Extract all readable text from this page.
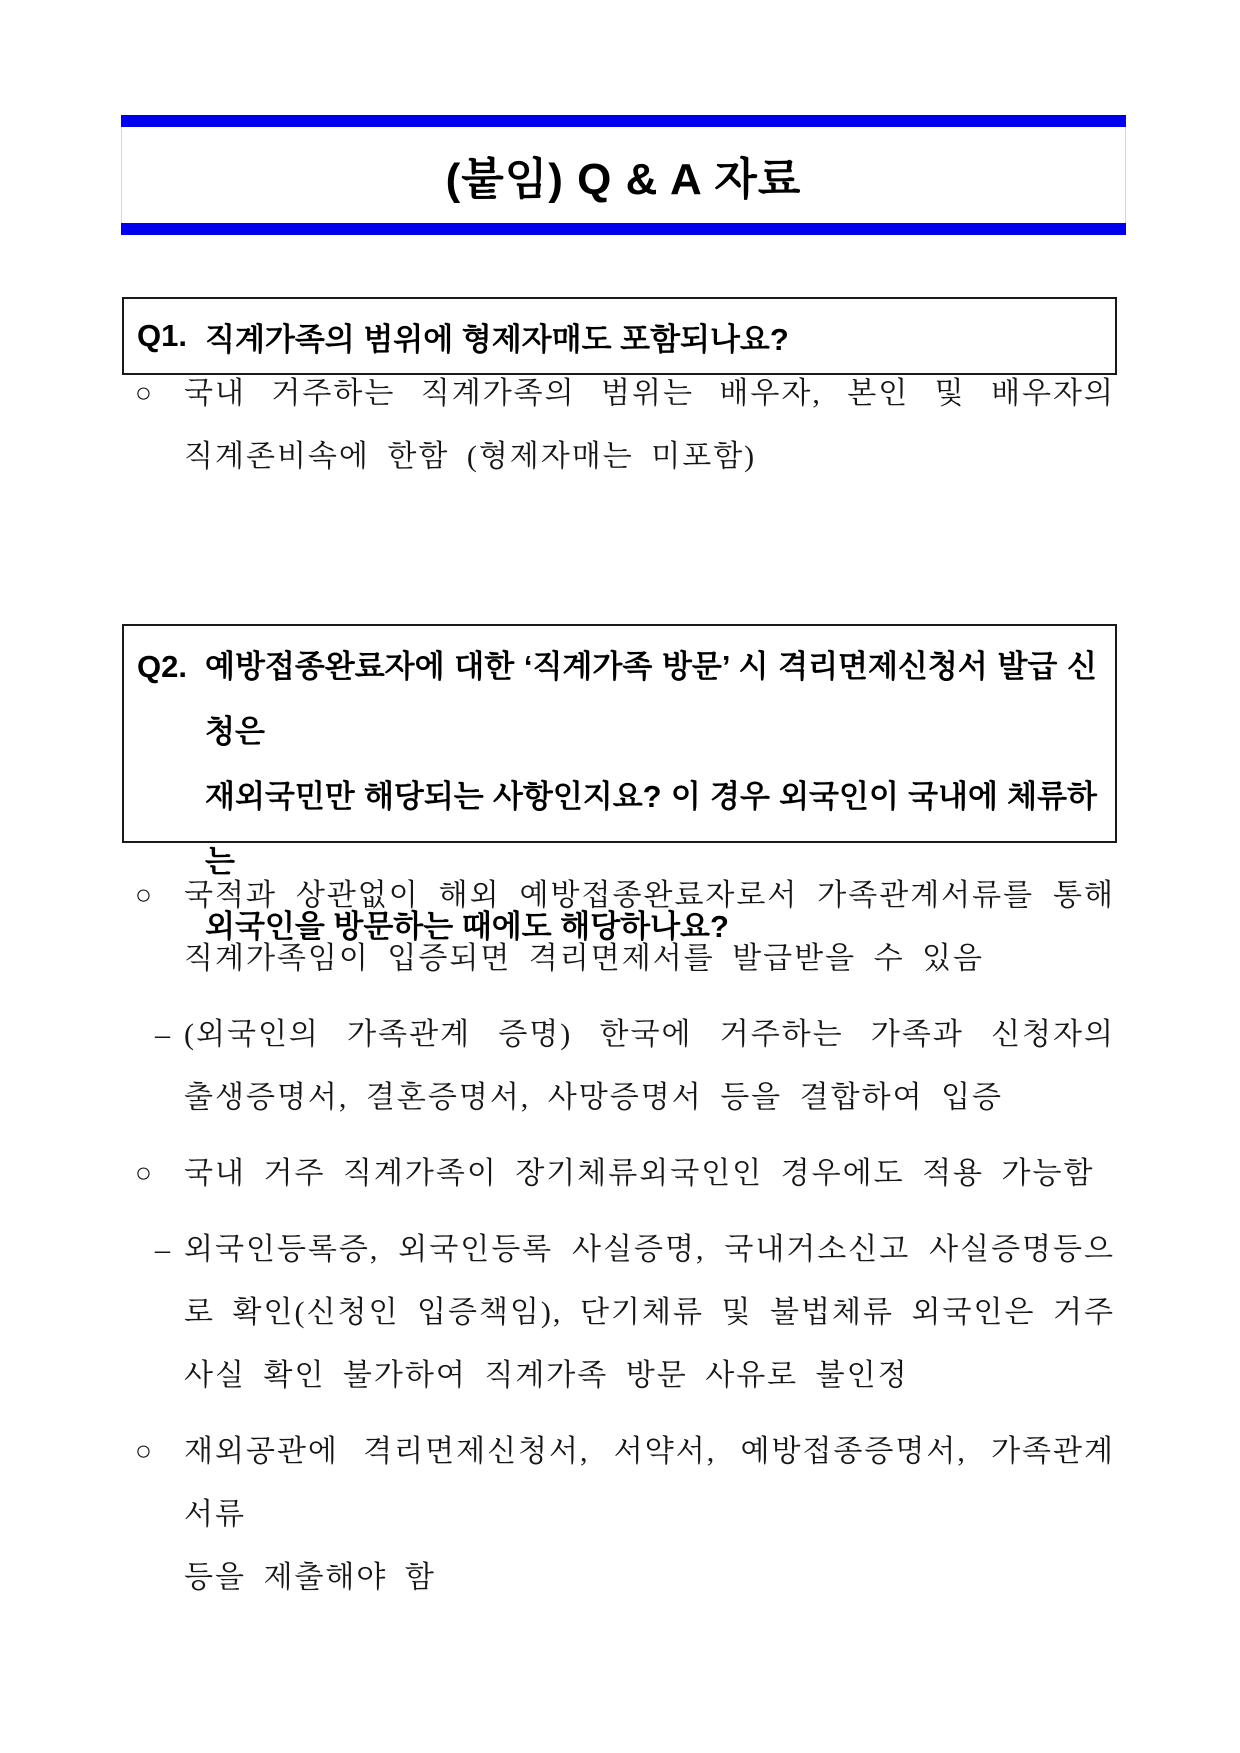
(붙임) Q & A 자료
Q1. 직계가족의 범위에 형제자매도 포함되나요?
○	국내 거주하는 직계가족의 범위는 배우자, 본인 및 배우자의
직계존비속에 한함 (형제자매는 미포함)
Q2. 예방접종완료자에 대한 ‘직계가족 방문’ 시 격리면제신청서 발급 신청은
재외국민만 해당되는 사항인지요? 이 경우 외국인이 국내에 체류하는
외국인을 방문하는 때에도 해당하나요?
○	국적과 상관없이 해외 예방접종완료자로서 가족관계서류를 통해
직계가족임이 입증되면 격리면제서를 발급받을 수 있음
– (외국인의 가족관계 증명) 한국에 거주하는 가족과 신청자의
출생증명서, 결혼증명서, 사망증명서 등을 결합하여 입증
○	국내 거주 직계가족이 장기체류외국인인 경우에도 적용 가능함
– 외국인등록증, 외국인등록 사실증명, 국내거소신고 사실증명등으
로 확인(신청인 입증책임), 단기체류 및 불법체류 외국인은 거주
사실 확인 불가하여 직계가족 방문 사유로 불인정
○	재외공관에 격리면제신청서, 서약서, 예방접종증명서, 가족관계서류
등을 제출해야 함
....
=== SHORT EXERCISE ===
Write down only the number of lines that contain the string "직계가족의" in the listing.

=== OUTPUT OF THE TASK ===
2